* Start Information shown *

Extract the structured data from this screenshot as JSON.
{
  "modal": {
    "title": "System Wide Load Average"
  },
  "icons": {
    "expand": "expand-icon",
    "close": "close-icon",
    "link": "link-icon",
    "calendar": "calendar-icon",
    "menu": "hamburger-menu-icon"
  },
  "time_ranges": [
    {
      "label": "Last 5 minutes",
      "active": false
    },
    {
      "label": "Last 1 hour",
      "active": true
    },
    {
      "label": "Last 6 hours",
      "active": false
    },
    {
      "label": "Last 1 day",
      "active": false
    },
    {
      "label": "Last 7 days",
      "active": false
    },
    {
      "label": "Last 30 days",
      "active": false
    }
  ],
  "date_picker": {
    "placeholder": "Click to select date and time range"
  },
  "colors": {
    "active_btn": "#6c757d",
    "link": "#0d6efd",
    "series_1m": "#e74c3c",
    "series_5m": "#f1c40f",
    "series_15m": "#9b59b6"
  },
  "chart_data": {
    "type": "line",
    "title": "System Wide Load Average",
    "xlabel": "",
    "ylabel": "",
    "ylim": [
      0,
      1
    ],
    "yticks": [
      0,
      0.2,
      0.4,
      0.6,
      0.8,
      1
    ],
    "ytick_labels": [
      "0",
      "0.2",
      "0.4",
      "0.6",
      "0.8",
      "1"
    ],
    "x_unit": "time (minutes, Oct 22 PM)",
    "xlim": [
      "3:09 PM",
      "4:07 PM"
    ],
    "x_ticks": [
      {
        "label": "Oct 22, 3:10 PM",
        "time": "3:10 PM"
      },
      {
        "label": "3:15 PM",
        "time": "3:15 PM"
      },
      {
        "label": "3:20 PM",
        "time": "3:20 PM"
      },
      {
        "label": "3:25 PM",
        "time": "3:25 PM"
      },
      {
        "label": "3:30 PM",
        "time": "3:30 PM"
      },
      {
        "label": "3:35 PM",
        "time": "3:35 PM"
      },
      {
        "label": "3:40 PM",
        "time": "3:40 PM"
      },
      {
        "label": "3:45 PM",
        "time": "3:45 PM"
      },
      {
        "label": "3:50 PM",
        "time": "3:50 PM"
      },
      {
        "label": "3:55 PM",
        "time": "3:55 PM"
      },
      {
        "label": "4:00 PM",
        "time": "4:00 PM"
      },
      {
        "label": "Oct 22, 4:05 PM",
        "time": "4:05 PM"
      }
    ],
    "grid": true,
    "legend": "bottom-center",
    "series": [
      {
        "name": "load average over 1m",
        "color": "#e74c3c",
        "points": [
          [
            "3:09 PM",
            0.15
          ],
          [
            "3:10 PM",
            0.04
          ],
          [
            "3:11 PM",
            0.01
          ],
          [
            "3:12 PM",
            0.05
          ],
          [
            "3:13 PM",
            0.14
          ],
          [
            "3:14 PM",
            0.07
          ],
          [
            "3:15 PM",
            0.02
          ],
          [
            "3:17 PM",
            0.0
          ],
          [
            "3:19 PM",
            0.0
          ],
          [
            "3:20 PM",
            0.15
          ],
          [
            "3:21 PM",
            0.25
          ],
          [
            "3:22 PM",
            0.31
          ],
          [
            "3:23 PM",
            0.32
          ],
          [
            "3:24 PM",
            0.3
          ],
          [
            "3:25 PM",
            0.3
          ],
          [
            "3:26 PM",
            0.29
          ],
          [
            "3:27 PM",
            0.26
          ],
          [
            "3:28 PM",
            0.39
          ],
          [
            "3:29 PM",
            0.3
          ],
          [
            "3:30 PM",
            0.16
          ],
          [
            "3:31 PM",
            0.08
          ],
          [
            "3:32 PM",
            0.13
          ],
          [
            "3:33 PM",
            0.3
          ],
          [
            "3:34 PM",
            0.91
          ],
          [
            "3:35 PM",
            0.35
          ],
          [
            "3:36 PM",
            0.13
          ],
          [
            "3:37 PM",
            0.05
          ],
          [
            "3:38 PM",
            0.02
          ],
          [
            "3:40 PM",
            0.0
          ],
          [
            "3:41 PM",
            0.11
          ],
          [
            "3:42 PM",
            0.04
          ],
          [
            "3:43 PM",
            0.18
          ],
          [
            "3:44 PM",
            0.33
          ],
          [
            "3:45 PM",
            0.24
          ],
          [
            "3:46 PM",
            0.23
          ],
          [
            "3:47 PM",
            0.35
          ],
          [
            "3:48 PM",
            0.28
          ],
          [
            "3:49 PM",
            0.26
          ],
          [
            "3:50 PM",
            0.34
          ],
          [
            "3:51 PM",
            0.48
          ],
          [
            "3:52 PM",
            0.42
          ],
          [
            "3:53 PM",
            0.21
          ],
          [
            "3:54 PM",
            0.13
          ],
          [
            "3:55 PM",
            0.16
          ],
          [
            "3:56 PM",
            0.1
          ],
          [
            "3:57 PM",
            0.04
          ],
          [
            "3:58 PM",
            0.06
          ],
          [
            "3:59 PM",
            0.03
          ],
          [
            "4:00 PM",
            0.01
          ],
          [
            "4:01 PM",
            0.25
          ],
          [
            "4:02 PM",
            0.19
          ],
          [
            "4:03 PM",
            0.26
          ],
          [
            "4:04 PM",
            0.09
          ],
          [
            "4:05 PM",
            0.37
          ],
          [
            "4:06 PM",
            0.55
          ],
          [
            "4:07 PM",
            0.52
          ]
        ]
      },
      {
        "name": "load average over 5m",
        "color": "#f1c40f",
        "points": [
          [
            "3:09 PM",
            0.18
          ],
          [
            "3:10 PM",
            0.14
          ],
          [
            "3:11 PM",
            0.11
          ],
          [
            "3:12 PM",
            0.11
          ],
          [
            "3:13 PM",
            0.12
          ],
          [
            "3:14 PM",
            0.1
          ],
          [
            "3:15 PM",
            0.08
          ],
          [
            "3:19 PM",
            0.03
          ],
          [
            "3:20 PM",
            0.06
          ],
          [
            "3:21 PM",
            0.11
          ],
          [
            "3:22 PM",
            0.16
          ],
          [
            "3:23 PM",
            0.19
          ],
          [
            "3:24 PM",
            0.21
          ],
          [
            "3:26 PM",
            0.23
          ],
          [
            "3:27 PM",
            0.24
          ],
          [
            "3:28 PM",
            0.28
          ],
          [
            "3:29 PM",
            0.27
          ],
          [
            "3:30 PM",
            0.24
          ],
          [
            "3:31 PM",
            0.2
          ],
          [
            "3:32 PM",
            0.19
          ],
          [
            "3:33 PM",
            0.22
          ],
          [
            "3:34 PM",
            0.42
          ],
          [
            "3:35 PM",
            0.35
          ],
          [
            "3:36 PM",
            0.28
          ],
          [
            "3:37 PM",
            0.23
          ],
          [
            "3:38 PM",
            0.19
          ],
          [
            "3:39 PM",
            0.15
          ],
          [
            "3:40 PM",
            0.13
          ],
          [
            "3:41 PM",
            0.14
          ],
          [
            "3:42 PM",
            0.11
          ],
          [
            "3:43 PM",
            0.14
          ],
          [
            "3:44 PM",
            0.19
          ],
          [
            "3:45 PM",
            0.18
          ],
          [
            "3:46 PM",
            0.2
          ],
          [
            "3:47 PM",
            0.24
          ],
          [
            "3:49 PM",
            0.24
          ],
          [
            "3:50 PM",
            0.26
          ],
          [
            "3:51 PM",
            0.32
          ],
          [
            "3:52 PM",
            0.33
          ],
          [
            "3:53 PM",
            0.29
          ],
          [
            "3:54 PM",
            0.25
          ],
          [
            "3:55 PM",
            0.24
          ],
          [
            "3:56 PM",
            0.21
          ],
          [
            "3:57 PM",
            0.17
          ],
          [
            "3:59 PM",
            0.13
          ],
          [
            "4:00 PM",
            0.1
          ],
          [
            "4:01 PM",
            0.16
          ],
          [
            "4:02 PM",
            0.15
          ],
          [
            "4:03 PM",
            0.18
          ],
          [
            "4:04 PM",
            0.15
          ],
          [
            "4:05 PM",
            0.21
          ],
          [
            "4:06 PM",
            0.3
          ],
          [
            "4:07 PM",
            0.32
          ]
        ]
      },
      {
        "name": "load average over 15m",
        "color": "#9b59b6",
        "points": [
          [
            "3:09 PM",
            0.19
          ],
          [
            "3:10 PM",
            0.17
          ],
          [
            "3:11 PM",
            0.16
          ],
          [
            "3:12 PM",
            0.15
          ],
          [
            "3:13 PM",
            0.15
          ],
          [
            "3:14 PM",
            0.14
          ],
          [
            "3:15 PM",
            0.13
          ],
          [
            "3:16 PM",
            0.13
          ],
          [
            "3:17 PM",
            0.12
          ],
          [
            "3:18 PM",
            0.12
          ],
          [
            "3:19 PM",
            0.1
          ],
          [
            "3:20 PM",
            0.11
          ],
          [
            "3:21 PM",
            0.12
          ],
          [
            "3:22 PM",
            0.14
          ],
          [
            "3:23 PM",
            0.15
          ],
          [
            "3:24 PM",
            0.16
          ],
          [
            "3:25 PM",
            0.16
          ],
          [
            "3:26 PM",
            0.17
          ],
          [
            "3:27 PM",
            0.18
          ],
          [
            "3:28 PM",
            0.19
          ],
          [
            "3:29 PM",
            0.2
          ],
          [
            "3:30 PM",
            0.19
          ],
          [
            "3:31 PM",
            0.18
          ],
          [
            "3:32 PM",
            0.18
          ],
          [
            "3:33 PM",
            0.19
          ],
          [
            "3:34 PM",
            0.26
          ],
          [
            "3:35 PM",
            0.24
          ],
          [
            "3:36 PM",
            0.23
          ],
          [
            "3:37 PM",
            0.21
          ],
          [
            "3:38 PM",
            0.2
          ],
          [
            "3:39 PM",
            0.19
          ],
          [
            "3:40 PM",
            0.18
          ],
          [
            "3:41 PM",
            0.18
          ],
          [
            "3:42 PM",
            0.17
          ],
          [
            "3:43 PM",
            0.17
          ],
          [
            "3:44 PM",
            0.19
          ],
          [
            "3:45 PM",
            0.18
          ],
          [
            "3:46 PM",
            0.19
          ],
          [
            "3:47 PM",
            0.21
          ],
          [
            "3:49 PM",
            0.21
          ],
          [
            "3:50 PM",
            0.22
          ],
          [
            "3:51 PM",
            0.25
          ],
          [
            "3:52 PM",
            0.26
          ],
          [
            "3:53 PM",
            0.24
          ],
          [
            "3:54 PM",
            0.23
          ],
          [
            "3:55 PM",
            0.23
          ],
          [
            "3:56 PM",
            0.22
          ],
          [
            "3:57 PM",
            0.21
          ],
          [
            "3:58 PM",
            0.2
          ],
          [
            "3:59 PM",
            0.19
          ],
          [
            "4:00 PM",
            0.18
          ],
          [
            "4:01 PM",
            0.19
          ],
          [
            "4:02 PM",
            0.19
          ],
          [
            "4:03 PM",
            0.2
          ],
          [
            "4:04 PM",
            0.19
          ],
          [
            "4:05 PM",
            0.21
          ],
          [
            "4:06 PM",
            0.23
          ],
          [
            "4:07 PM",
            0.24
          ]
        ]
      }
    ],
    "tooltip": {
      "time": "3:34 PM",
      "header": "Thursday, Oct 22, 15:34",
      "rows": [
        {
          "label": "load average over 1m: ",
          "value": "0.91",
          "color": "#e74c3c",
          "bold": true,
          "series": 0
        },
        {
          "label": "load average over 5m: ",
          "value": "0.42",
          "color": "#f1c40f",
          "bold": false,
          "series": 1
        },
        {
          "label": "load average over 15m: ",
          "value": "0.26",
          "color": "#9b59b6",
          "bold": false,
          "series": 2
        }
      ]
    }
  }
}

* End Information shown *

Show every line above in which the word "Last" occurs.

**Reply**
      "label": "Last 5 minutes",
      "label": "Last 1 hour",
      "label": "Last 6 hours",
      "label": "Last 1 day",
      "label": "Last 7 days",
      "label": "Last 30 days",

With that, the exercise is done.